Records excerpted from a collection
___
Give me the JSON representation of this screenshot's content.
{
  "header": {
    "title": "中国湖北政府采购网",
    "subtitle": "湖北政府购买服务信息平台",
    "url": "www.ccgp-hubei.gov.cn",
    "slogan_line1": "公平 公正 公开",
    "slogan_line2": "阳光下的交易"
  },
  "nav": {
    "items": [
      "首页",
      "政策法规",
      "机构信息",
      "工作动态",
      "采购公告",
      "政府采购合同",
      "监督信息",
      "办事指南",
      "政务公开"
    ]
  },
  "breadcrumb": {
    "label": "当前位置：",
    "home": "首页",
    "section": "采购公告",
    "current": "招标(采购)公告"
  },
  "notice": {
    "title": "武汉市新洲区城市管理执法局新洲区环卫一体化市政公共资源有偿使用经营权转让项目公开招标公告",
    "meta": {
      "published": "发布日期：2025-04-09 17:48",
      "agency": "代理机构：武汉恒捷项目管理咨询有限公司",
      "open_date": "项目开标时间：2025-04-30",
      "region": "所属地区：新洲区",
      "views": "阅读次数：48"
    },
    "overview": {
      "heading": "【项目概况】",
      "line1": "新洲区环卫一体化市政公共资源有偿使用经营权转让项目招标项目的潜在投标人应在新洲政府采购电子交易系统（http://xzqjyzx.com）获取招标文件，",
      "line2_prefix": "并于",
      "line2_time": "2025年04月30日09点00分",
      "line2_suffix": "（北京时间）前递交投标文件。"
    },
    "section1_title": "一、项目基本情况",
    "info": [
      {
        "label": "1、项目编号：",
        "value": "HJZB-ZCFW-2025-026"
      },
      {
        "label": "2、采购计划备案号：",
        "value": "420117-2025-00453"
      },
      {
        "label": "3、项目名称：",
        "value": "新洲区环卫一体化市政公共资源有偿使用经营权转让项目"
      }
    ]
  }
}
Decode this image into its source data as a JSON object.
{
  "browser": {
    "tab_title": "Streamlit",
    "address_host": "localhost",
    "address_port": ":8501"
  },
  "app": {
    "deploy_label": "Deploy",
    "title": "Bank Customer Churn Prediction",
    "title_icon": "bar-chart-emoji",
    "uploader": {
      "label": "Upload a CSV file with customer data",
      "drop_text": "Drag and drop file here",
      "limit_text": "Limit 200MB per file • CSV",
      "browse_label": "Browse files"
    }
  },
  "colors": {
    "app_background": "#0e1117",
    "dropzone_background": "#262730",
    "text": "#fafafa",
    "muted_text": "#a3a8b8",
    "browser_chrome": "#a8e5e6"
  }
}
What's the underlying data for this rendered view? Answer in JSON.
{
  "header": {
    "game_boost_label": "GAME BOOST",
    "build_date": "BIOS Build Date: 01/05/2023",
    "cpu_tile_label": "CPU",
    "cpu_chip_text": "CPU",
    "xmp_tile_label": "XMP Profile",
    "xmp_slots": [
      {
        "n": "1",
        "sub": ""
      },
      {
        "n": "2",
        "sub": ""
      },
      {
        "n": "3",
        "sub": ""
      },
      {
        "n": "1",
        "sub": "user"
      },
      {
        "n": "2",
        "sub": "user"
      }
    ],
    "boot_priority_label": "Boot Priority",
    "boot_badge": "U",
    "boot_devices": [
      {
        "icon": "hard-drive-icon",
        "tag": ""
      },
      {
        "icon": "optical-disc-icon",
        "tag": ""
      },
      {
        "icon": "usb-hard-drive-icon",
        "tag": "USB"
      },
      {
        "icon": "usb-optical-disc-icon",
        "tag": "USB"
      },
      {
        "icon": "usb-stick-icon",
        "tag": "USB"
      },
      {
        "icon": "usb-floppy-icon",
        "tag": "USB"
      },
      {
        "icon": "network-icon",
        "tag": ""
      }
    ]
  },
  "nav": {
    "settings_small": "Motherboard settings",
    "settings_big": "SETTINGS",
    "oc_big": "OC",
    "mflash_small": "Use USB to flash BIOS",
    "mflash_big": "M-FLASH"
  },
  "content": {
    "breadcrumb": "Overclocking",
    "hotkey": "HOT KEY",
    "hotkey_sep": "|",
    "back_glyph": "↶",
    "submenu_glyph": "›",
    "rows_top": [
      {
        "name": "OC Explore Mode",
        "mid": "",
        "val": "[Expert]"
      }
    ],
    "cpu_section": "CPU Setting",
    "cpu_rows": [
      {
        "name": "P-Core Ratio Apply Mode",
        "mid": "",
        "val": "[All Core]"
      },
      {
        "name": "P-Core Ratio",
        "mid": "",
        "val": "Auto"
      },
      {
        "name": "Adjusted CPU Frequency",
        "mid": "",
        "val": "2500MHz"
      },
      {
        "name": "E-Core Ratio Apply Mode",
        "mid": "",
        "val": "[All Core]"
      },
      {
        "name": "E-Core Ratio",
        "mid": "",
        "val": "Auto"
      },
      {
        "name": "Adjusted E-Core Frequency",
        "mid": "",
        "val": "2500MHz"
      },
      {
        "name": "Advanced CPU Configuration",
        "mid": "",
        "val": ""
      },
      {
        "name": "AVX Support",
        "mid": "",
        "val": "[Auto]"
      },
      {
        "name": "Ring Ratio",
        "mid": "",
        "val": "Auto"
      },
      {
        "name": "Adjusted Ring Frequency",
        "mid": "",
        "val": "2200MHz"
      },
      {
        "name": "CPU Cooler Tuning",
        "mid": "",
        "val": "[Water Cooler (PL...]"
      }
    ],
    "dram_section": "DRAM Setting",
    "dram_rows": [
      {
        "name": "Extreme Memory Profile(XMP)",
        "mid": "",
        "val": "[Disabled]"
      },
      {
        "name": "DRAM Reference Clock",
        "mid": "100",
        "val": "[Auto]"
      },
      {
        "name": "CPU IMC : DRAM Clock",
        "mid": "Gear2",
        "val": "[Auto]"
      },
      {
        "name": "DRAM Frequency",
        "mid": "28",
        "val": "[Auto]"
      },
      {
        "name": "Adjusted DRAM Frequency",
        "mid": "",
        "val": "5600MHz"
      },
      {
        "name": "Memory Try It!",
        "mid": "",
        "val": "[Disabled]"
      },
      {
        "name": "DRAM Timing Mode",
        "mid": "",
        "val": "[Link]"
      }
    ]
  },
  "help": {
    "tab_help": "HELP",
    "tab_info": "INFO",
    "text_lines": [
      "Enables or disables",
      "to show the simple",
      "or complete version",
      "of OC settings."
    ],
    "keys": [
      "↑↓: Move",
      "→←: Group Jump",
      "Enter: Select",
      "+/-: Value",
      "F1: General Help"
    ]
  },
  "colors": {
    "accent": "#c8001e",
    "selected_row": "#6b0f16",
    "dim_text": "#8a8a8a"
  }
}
___
Task details
From the listing above, pick out each line where the word "optical" appears.

Result of the exercise
        "icon": "optical-disc-icon",
        "icon": "usb-optical-disc-icon",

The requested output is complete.